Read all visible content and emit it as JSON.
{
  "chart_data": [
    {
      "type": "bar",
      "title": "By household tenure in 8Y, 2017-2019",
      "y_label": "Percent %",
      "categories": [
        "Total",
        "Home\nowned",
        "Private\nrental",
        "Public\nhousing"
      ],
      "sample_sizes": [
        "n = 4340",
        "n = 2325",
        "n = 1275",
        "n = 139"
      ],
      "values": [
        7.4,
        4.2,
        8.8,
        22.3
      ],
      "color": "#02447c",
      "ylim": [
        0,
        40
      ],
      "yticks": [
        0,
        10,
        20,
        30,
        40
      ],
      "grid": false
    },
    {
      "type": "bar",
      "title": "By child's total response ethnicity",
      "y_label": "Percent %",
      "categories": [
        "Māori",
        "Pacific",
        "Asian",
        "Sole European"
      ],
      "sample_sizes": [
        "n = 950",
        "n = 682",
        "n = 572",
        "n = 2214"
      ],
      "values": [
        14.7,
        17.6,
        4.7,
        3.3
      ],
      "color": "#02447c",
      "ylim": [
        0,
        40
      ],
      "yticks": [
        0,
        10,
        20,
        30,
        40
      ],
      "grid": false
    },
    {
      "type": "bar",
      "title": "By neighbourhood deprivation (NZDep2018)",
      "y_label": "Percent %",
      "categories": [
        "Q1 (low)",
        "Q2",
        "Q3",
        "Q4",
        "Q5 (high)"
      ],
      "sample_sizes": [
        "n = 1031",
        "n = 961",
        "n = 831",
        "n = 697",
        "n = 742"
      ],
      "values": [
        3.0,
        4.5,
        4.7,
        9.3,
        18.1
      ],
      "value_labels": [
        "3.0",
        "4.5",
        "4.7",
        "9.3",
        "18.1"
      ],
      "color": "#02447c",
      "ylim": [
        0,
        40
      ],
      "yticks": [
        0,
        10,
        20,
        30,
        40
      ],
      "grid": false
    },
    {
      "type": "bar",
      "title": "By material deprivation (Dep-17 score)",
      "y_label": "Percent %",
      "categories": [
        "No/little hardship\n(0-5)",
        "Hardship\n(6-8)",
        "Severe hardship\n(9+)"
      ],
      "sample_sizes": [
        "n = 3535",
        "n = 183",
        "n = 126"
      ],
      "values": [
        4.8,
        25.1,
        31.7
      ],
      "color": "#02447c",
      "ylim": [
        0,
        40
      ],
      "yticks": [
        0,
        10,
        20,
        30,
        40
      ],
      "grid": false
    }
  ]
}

++++

Return every record above exactly as it appears.

Read all visible content and emit it as JSON.
{
  "chart_data": [
    {
      "type": "bar",
      "title": "By household tenure in 8Y, 2017-2019",
      "y_label": "Percent %",
      "categories": [
        "Total",
        "Home\nowned",
        "Private\nrental",
        "Public\nhousing"
      ],
      "sample_sizes": [
        "n = 4340",
        "n = 2325",
        "n = 1275",
        "n = 139"
      ],
      "values": [
        7.4,
        4.2,
        8.8,
        22.3
      ],
      "color": "#02447c",
      "ylim": [
        0,
        40
      ],
      "yticks": [
        0,
        10,
        20,
        30,
        40
      ],
      "grid": false
    },
    {
      "type": "bar",
      "title": "By child's total response ethnicity",
      "y_label": "Percent %",
      "categories": [
        "Māori",
        "Pacific",
        "Asian",
        "Sole European"
      ],
      "sample_sizes": [
        "n = 950",
        "n = 682",
        "n = 572",
        "n = 2214"
      ],
      "values": [
        14.7,
        17.6,
        4.7,
        3.3
      ],
      "color": "#02447c",
      "ylim": [
        0,
        40
      ],
      "yticks": [
        0,
        10,
        20,
        30,
        40
      ],
      "grid": false
    },
    {
      "type": "bar",
      "title": "By neighbourhood deprivation (NZDep2018)",
      "y_label": "Percent %",
      "categories": [
        "Q1 (low)",
        "Q2",
        "Q3",
        "Q4",
        "Q5 (high)"
      ],
      "sample_sizes": [
        "n = 1031",
        "n = 961",
        "n = 831",
        "n = 697",
        "n = 742"
      ],
      "values": [
        3.0,
        4.5,
        4.7,
        9.3,
        18.1
      ],
      "value_labels": [
        "3.0",
        "4.5",
        "4.7",
        "9.3",
        "18.1"
      ],
      "color": "#02447c",
      "ylim": [
        0,
        40
      ],
      "yticks": [
        0,
        10,
        20,
        30,
        40
      ],
      "grid": false
    },
    {
      "type": "bar",
      "title": "By material deprivation (Dep-17 score)",
      "y_label": "Percent %",
      "categories": [
        "No/little hardship\n(0-5)",
        "Hardship\n(6-8)",
        "Severe hardship\n(9+)"
      ],
      "sample_sizes": [
        "n = 3535",
        "n = 183",
        "n = 126"
      ],
      "values": [
        4.8,
        25.1,
        31.7
      ],
      "color": "#02447c",
      "ylim": [
        0,
        40
      ],
      "yticks": [
        0,
        10,
        20,
        30,
        40
      ],
      "grid": false
    }
  ]
}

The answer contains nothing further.